In every item below, replace the word "screenshot" with "image" and change nothing else. Leave the pictures out of your answer.

□ □ □ □

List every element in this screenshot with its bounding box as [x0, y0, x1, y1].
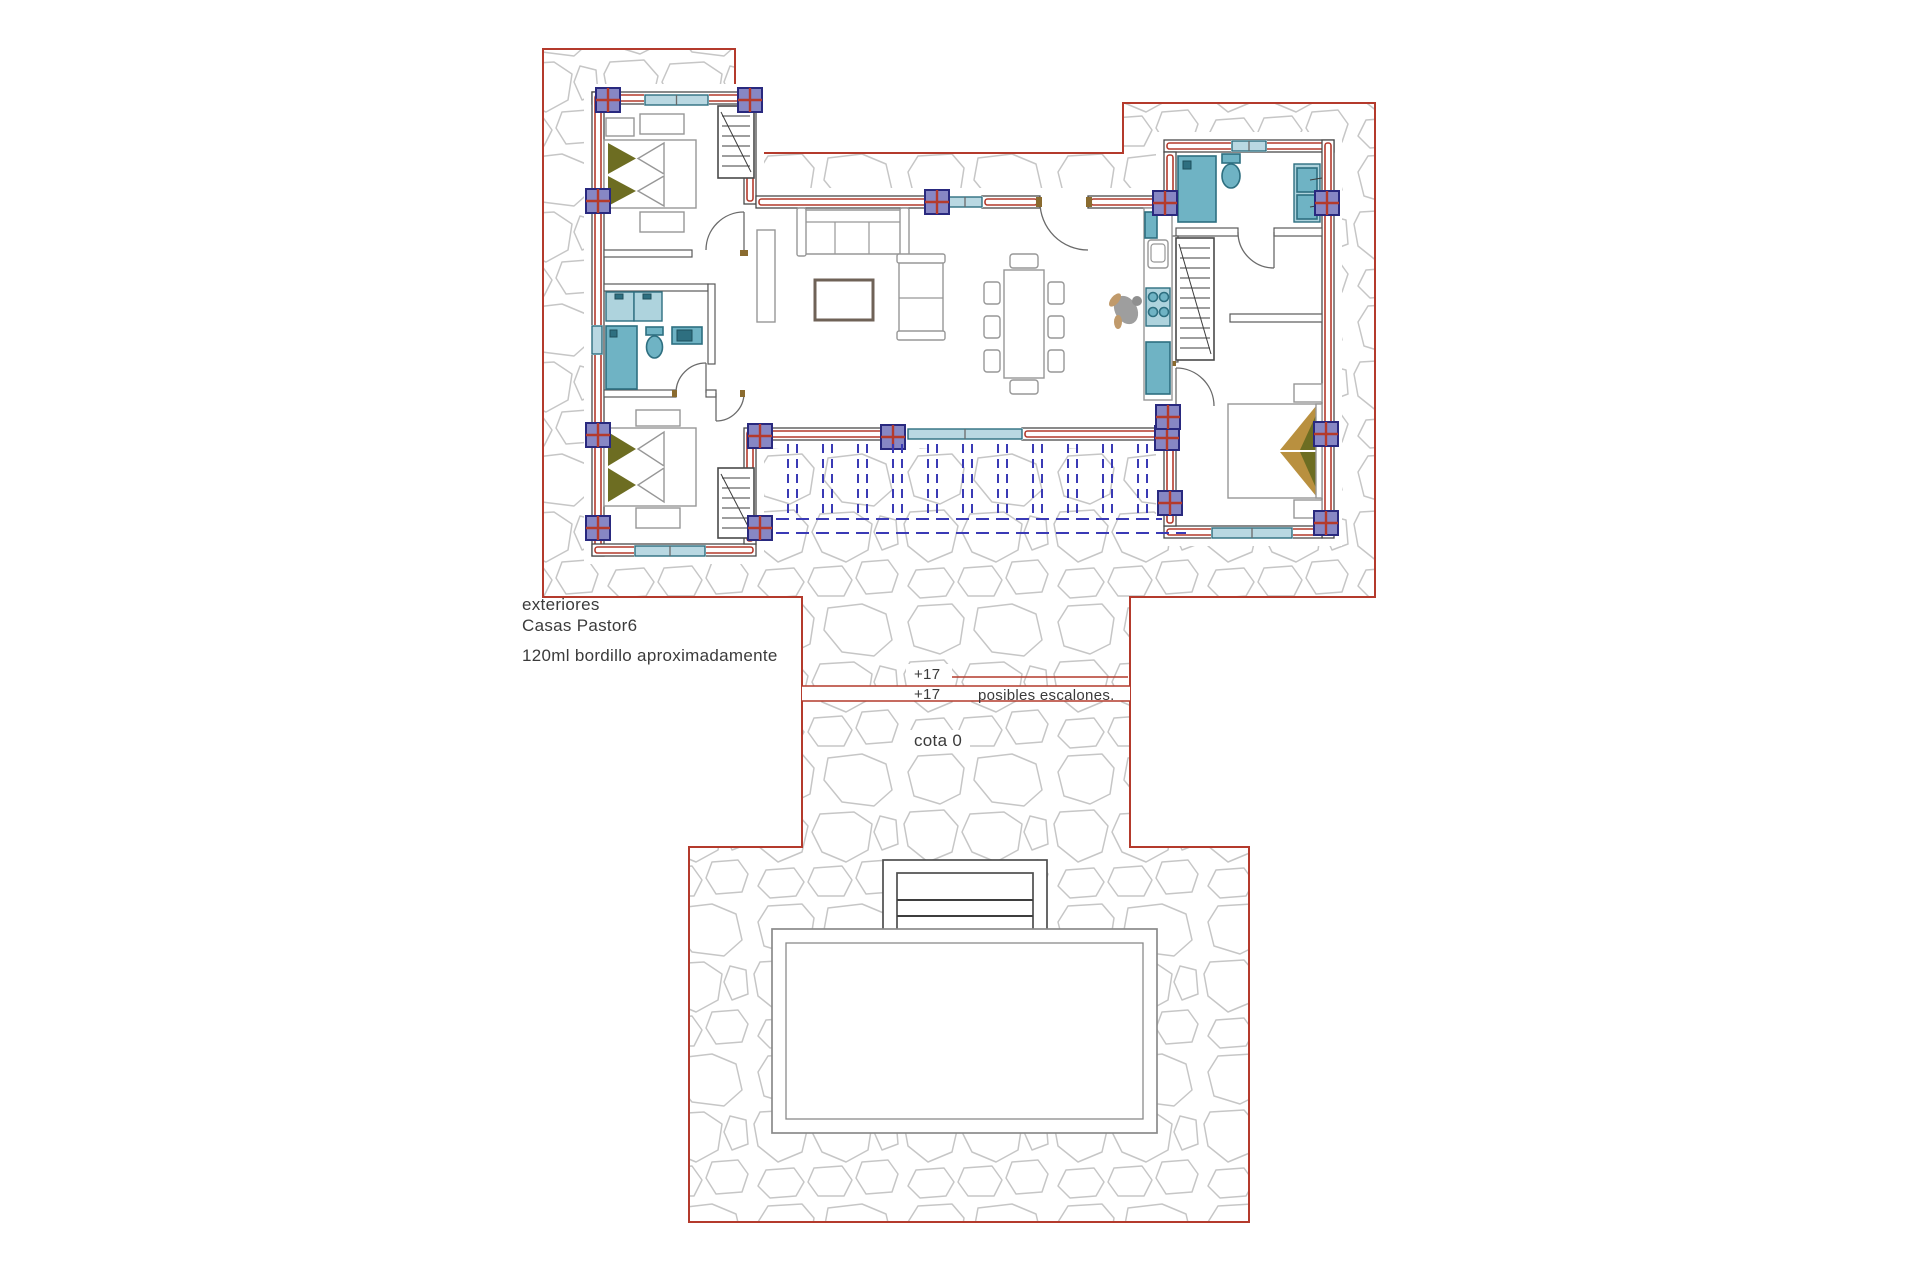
wall — [1164, 152, 1176, 196]
dining-chair — [984, 282, 1000, 304]
structural-column — [586, 516, 610, 540]
structural-column — [738, 88, 762, 112]
wall — [982, 196, 1040, 208]
structural-column — [1156, 405, 1180, 429]
structural-column — [1315, 191, 1339, 215]
nightstand — [640, 114, 684, 134]
structural-column — [586, 423, 610, 447]
label-cota: cota 0 — [914, 731, 962, 750]
structural-column — [748, 516, 772, 540]
master-bedroom — [1228, 384, 1322, 518]
nightstand — [640, 212, 684, 232]
wall — [1022, 428, 1164, 440]
kitchen-cabinet — [1146, 342, 1170, 394]
nightstand — [636, 508, 680, 528]
dining-chair — [1048, 316, 1064, 338]
wall — [756, 196, 948, 208]
dining-chair — [984, 350, 1000, 372]
structural-column — [1153, 191, 1177, 215]
dining-table — [1004, 270, 1044, 378]
floor-plan-page: exteriores Casas Pastor6 120ml bordillo … — [0, 0, 1920, 1280]
dining-chair — [1010, 254, 1038, 268]
coffee-table — [815, 280, 873, 320]
pool-outer — [772, 929, 1157, 1133]
structural-column — [596, 88, 620, 112]
window — [592, 326, 602, 354]
floor-plan-drawing: exteriores Casas Pastor6 120ml bordillo … — [0, 0, 1920, 1280]
stove — [1146, 288, 1170, 326]
nightstand — [636, 410, 680, 426]
label-project: Casas Pastor6 — [522, 616, 637, 635]
structural-column — [1158, 491, 1182, 515]
wardrobe — [1176, 238, 1214, 360]
dining-chair — [984, 316, 1000, 338]
structural-column — [1314, 422, 1338, 446]
sofa — [801, 210, 905, 254]
toilet — [1222, 154, 1240, 188]
structural-column — [1314, 511, 1338, 535]
pillow — [606, 118, 634, 136]
structural-column — [925, 190, 949, 214]
structural-column — [748, 424, 772, 448]
wall — [756, 428, 888, 440]
dining-chair — [1048, 282, 1064, 304]
structural-column — [586, 189, 610, 213]
label-bordillo: 120ml bordillo aproximadamente — [522, 646, 778, 665]
sink — [672, 327, 702, 344]
label-exteriores: exteriores — [522, 595, 600, 614]
wall — [592, 92, 604, 556]
label-level-upper: +17 — [914, 666, 940, 683]
label-escalones: posibles escalones. — [978, 687, 1115, 704]
nightstand — [1294, 384, 1322, 402]
dining-chair — [1010, 380, 1038, 394]
label-level-lower: +17 — [914, 686, 940, 703]
dining-chair — [1048, 350, 1064, 372]
tv-cabinet — [757, 230, 775, 322]
wardrobe — [718, 106, 754, 178]
toilet — [646, 327, 663, 358]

□ □ □ □

Expected output:
List every element in this image with its bounding box as [x0, y0, x1, y1].
wall — [1164, 152, 1176, 196]
dining-chair — [984, 282, 1000, 304]
structural-column — [586, 516, 610, 540]
structural-column — [738, 88, 762, 112]
wall — [982, 196, 1040, 208]
structural-column — [1156, 405, 1180, 429]
structural-column — [1315, 191, 1339, 215]
nightstand — [640, 114, 684, 134]
structural-column — [586, 423, 610, 447]
label-cota: cota 0 — [914, 731, 962, 750]
structural-column — [748, 516, 772, 540]
master-bedroom — [1228, 384, 1322, 518]
nightstand — [640, 212, 684, 232]
wall — [1022, 428, 1164, 440]
kitchen-cabinet — [1146, 342, 1170, 394]
nightstand — [636, 508, 680, 528]
dining-chair — [1048, 316, 1064, 338]
wall — [756, 196, 948, 208]
dining-chair — [984, 350, 1000, 372]
structural-column — [1153, 191, 1177, 215]
dining-table — [1004, 270, 1044, 378]
floor-plan-page: exteriores Casas Pastor6 120ml bordillo … — [0, 0, 1920, 1280]
dining-chair — [1010, 254, 1038, 268]
coffee-table — [815, 280, 873, 320]
pool-outer — [772, 929, 1157, 1133]
structural-column — [596, 88, 620, 112]
window — [592, 326, 602, 354]
floor-plan-drawing: exteriores Casas Pastor6 120ml bordillo … — [0, 0, 1920, 1280]
stove — [1146, 288, 1170, 326]
nightstand — [636, 410, 680, 426]
label-project: Casas Pastor6 — [522, 616, 637, 635]
structural-column — [1158, 491, 1182, 515]
wardrobe — [1176, 238, 1214, 360]
dining-chair — [984, 316, 1000, 338]
structural-column — [1314, 422, 1338, 446]
sofa — [801, 210, 905, 254]
toilet — [1222, 154, 1240, 188]
structural-column — [1314, 511, 1338, 535]
pillow — [606, 118, 634, 136]
structural-column — [925, 190, 949, 214]
structural-column — [748, 424, 772, 448]
wall — [756, 428, 888, 440]
dining-chair — [1048, 282, 1064, 304]
structural-column — [586, 189, 610, 213]
label-bordillo: 120ml bordillo aproximadamente — [522, 646, 778, 665]
sink — [672, 327, 702, 344]
label-exteriores: exteriores — [522, 595, 600, 614]
wall — [592, 92, 604, 556]
label-level-upper: +17 — [914, 666, 940, 683]
label-escalones: posibles escalones. — [978, 687, 1115, 704]
nightstand — [1294, 384, 1322, 402]
dining-chair — [1010, 380, 1038, 394]
label-level-lower: +17 — [914, 686, 940, 703]
dining-chair — [1048, 350, 1064, 372]
tv-cabinet — [757, 230, 775, 322]
wardrobe — [718, 106, 754, 178]
toilet — [646, 327, 663, 358]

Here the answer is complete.